## DIRECTION
Show every line below where "Disorder" can be found.

## PROVIDED DATA

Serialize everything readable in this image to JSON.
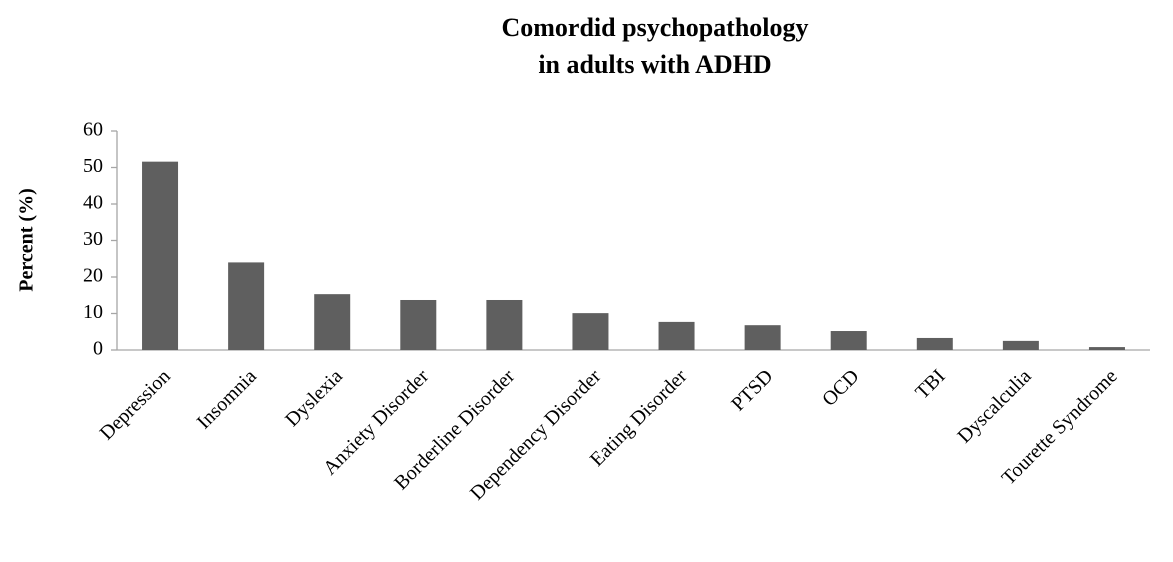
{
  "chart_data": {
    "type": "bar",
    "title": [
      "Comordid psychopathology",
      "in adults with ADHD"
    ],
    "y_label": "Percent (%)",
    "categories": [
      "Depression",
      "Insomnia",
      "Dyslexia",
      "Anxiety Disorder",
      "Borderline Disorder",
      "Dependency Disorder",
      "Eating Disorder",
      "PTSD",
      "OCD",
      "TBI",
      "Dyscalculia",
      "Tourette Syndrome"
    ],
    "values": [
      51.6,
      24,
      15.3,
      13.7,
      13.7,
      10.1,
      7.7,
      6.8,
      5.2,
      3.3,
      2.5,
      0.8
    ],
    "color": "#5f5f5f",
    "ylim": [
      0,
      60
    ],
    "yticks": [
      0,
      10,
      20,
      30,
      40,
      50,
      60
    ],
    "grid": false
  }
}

## WRITTEN RESPONSE
      "Anxiety Disorder",
      "Borderline Disorder",
      "Dependency Disorder",
      "Eating Disorder",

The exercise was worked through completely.